指示
a: 次の(i)〜(iii)が熱可塑性重合体組成物に関する抜粋の内容と一致するか、それぞれ「はい」か「いいえ」で答えよ。判断の決め手となる抜粋中の語句も、そのまま引用せよ。
(i) 比較例1〜8の熱可塑性重合体組成物は、ポリアミド(PA66)に対する溶融接着性が著しく劣っている。
(ii) 比較例1〜8の熱可塑性重合体組成物の溶融接着強度は、実施例1〜12に比べて総じて高い。
(iii) 本発明の熱可塑性重合体組成物は耐油性を有している。
b: 熱可塑性重合体組成物に関する抜粋で、比較例1〜8の組成物の溶融接着性が十分ではないとされる理由を、1〜3文で説明せよ。
c: 熱可塑性重合体組成物に関する抜粋を、最後の文の後から書き継げ。

ページ抜粋
##########

さらに、比較例1〜8の熱可塑性重合体組成物を用いて得られた成形品は、外観が不良であったり、強度が不足している場合があり、また他の合成樹脂に対する溶融接着強度も、実施例1〜12の熱可塑性重合体組成物に比べて総じて低く、溶融接着性が十分ではない。特に、比較例1〜8の熱可塑性重合体組成物は、いずれも、ポリアミド(PA66)に対する溶融接着性が著しく劣っている。
【0153】
【発明の効果】
本発明の熱可塑性重合体組成物は、溶融流動性が良好で成形加工性に優れ、更には良好な弾力性、柔軟性、力学的特性、耐油性を有している。

##########

保存データの項目
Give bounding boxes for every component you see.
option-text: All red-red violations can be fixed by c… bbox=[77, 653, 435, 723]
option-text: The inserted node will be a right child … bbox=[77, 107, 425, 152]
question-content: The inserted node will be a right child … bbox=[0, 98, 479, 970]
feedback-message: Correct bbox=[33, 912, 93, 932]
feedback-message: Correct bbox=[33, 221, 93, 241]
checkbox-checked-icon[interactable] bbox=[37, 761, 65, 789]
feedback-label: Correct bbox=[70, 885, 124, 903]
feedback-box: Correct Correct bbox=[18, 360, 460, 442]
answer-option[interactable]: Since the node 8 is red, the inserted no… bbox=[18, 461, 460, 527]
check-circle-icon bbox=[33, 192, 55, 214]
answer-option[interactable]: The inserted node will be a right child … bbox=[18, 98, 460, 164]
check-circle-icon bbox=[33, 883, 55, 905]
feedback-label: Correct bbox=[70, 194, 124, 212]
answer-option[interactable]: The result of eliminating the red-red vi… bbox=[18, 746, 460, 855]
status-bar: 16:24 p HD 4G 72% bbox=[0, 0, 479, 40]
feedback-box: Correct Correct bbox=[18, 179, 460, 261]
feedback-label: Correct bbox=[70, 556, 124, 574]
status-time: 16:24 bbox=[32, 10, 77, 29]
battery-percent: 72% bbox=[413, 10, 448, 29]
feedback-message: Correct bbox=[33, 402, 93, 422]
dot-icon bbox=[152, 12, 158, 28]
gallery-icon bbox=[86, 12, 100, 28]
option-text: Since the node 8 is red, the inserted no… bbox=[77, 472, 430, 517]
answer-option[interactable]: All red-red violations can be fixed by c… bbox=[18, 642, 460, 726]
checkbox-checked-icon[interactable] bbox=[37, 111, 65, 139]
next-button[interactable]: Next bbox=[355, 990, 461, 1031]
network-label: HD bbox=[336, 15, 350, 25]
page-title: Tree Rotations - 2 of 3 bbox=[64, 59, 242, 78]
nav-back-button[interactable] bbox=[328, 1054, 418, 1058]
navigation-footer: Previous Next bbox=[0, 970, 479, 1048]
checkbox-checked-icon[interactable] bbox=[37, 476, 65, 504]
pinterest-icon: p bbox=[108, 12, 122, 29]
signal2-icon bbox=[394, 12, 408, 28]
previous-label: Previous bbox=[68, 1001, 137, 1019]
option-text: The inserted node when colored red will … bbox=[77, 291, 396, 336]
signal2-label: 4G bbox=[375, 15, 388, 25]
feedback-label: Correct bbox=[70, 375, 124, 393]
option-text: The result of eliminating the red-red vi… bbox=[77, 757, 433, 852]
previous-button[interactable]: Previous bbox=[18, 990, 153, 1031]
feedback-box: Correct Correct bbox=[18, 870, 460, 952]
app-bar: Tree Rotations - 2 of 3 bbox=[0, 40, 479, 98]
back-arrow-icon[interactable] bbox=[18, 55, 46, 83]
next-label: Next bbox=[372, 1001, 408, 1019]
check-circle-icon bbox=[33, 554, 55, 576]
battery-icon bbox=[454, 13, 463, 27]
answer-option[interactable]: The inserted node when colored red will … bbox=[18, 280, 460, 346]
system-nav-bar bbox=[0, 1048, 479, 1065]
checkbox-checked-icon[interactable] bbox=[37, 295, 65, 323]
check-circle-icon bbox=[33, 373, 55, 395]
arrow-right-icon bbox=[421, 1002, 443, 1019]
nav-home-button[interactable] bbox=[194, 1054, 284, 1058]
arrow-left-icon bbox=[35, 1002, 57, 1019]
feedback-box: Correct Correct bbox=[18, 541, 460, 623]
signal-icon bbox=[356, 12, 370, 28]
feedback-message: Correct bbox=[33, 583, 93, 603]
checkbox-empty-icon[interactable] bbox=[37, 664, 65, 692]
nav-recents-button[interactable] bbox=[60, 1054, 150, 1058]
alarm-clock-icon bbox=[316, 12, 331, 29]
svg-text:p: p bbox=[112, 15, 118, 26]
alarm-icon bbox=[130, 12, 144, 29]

##########

回答一覧
a:
(i) はい。「いずれも、ポリアミド(PA66)に対する溶融接着性が著しく劣っている」
(ii) いいえ。「実施例1〜12の熱可塑性重合体組成物に比べて総じて低く」
(iii) はい。「耐油性を有している」

b: 比較例1〜8の熱可塑性重合体組成物から得られた成形品は、他の合成樹脂に対する溶融接着強度が、実施例1〜12の組成物に比べて総じて低いためである。

c:
しかも、本発明の熱可塑性重合体組成物は、溶融接着性に優れていて各種材料に対して共通して溶融下に強固に接着するため、本発明の熱可塑性重合体組成物を用いて、本発明の熱可塑性重合体組成物の層と他の材料からなる層を有する積層構造体や複合体を溶融成形やその他の溶融接着技術によって簡単にかつ円滑に製造することができる。そして、本発明の熱可塑性重合体組成物は弾力性、柔軟性に優れているので、本発明の熱可塑性重合体組成物からなる層を表面の少なくとも一部に有する積層構造体(複合体)は、柔軟で弾力性のある良好な感触を有し、しかもその衝撃吸収能やクッション作用によって安全面でも優れている。さらに、本発明の熱可塑性重合体組成物は、その優れた弾力性、柔軟性、力学的特性、耐油性、良好な成形加工性などの特性を活かして、熱可塑性重合体組成物単独でも各種の成形品の製造にも有効に使用することができる。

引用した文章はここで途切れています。